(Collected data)
=======

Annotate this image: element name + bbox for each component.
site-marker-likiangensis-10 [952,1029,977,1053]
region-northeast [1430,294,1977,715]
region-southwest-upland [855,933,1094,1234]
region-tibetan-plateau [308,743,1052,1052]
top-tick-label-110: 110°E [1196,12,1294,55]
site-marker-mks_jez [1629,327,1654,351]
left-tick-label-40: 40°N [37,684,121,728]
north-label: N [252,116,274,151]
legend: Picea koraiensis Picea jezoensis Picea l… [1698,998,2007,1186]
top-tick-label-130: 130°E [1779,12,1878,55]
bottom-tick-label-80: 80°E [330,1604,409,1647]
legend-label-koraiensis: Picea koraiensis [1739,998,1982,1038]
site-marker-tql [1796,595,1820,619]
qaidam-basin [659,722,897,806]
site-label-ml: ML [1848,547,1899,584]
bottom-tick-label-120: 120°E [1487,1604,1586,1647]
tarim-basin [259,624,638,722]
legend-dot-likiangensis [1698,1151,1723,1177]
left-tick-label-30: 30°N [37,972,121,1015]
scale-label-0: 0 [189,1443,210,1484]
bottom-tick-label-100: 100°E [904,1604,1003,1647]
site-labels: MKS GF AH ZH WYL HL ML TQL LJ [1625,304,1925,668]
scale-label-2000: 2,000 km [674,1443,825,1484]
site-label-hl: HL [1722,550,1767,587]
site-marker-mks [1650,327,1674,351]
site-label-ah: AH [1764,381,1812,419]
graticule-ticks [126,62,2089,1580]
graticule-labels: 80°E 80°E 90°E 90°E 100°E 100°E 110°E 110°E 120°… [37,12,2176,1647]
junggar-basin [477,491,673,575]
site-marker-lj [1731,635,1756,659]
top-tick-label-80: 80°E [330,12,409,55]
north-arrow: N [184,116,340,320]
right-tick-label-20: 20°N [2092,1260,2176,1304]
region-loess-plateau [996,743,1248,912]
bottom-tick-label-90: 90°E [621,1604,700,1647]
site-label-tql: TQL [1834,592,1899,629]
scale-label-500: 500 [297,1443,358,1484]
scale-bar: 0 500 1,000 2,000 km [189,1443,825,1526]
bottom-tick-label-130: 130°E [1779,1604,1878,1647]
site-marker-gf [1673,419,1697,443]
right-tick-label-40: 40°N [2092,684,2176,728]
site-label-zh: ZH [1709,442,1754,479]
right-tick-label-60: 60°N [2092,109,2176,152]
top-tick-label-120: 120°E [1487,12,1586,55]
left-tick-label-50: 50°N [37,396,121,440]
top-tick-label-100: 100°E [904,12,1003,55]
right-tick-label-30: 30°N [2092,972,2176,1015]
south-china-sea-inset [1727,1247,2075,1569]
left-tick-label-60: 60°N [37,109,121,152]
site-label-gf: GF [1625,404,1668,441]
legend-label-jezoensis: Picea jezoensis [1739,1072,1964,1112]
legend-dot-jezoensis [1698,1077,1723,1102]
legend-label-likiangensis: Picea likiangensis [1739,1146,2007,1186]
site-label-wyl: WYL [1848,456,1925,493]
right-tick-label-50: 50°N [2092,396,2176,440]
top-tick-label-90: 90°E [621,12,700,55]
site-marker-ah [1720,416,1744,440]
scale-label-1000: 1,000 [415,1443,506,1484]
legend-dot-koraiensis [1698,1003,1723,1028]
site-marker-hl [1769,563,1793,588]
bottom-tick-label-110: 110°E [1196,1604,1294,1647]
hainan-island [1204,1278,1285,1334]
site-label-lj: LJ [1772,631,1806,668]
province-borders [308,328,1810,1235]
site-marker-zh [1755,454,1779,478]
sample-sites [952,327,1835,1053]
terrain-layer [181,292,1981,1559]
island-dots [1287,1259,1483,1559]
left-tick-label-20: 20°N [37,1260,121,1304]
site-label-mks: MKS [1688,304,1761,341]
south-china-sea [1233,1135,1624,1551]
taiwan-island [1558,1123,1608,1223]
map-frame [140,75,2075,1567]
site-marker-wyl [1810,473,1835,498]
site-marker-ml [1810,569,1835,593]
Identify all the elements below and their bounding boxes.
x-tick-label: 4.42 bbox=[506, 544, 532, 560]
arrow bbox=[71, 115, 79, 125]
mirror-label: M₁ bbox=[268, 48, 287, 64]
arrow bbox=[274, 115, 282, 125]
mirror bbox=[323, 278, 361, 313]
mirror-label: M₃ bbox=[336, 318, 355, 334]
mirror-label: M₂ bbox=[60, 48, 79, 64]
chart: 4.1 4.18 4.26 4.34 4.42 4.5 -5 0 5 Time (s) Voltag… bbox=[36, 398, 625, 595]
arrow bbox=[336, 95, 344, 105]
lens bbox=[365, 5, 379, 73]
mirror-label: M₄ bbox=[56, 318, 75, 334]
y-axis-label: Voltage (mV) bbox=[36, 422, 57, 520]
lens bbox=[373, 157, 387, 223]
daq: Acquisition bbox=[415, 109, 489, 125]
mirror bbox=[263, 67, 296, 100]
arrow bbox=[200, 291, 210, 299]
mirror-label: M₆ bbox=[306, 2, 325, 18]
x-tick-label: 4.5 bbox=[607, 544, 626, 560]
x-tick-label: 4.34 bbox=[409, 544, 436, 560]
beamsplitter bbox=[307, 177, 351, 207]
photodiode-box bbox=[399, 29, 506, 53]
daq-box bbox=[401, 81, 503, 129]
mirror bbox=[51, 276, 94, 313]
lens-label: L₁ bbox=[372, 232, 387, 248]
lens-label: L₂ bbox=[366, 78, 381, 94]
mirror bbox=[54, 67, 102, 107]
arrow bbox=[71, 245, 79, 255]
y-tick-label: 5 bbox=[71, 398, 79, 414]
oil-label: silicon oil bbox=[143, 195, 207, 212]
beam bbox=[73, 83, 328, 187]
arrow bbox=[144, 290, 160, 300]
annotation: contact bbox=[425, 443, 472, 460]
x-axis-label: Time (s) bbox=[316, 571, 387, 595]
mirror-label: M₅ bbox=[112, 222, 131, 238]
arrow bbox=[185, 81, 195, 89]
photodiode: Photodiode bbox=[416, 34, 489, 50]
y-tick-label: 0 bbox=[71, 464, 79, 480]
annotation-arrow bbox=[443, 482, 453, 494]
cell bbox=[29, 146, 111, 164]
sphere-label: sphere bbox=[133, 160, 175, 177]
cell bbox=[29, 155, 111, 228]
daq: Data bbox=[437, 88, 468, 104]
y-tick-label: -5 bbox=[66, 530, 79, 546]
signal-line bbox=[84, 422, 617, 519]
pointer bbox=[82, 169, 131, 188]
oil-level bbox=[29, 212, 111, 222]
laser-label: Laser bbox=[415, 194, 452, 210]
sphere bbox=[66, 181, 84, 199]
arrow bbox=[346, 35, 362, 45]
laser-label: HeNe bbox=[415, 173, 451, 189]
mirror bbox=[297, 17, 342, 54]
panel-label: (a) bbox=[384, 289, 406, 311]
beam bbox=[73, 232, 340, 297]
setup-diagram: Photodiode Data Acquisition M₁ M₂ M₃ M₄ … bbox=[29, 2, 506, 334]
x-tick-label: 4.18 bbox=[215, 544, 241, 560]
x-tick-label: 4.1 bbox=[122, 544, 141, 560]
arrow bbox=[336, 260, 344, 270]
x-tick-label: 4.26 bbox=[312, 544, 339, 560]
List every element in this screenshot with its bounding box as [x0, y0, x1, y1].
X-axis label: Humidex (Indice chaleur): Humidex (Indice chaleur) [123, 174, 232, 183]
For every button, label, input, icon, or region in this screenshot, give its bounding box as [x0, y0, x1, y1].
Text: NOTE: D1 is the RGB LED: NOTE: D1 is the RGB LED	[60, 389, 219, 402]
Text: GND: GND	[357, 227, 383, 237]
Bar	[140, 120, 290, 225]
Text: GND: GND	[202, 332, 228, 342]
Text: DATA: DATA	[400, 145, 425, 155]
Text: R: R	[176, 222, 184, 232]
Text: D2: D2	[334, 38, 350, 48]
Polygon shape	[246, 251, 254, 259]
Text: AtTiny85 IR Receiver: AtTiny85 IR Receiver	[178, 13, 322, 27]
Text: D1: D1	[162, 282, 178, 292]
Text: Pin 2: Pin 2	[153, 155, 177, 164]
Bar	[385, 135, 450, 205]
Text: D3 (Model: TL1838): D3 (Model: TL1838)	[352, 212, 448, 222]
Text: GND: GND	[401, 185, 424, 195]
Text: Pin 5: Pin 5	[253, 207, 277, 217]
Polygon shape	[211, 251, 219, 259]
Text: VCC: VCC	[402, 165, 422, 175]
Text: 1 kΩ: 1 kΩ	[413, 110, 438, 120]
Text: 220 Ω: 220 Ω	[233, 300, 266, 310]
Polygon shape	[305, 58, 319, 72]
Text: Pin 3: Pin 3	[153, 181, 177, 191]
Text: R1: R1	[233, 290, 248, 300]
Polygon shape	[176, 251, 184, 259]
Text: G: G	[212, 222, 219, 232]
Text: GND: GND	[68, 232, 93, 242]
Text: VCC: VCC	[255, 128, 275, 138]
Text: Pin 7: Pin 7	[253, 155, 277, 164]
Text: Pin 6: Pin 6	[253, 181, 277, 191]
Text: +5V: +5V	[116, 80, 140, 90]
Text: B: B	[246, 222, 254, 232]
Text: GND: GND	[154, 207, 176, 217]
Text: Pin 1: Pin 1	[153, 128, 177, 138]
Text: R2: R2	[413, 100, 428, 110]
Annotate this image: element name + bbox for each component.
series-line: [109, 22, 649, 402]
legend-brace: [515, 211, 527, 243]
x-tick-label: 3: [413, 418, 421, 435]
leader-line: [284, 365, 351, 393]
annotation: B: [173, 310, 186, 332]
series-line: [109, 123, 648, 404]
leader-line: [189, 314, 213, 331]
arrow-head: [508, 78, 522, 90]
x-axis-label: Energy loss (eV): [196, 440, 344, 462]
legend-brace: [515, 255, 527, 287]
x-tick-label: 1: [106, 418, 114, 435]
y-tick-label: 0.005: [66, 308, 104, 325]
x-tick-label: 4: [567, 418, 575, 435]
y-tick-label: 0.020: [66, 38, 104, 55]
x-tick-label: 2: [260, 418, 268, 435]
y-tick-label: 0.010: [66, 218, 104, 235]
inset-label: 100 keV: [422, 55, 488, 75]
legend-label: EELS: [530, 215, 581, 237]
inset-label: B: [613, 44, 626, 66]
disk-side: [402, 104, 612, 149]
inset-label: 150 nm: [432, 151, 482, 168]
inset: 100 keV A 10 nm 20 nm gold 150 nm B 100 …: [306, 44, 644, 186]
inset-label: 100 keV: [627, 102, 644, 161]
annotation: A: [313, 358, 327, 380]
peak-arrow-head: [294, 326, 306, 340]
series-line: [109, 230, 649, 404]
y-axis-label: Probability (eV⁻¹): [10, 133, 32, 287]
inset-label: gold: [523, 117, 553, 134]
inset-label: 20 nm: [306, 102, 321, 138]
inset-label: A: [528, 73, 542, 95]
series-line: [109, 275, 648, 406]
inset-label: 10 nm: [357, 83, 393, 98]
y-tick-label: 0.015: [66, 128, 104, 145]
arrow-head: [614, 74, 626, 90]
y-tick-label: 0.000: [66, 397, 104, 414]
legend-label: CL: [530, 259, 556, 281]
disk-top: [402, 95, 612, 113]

=======

• **Given task**
Recast the items from the very first line through the line containing "bottom-tick-label-80: 80°E [330,1604,409,1647]", both ends included, as a Markdown table with the columns Row and Line. Number each line in Row, put its text in Line, and leave out any blank lines.

• **Exercise response**
| Row | Line |
|---|---|
| 1 | Annotate this image: element name + bbox for each component. |
| 2 | site-marker-likiangensis-10 [952,1029,977,1053] |
| 3 | region-northeast [1430,294,1977,715] |
| 4 | region-southwest-upland [855,933,1094,1234] |
| 5 | region-tibetan-plateau [308,743,1052,1052] |
| 6 | top-tick-label-110: 110°E [1196,12,1294,55] |
| 7 | site-marker-mks_jez [1629,327,1654,351] |
| 8 | left-tick-label-40: 40°N [37,684,121,728] |
| 9 | north-label: N [252,116,274,151] |
| 10 | legend: Picea koraiensis Picea jezoensis Picea l… [1698,998,2007,1186] |
| 11 | top-tick-label-130: 130°E [1779,12,1878,55] |
| 12 | bottom-tick-label-80: 80°E [330,1604,409,1647] |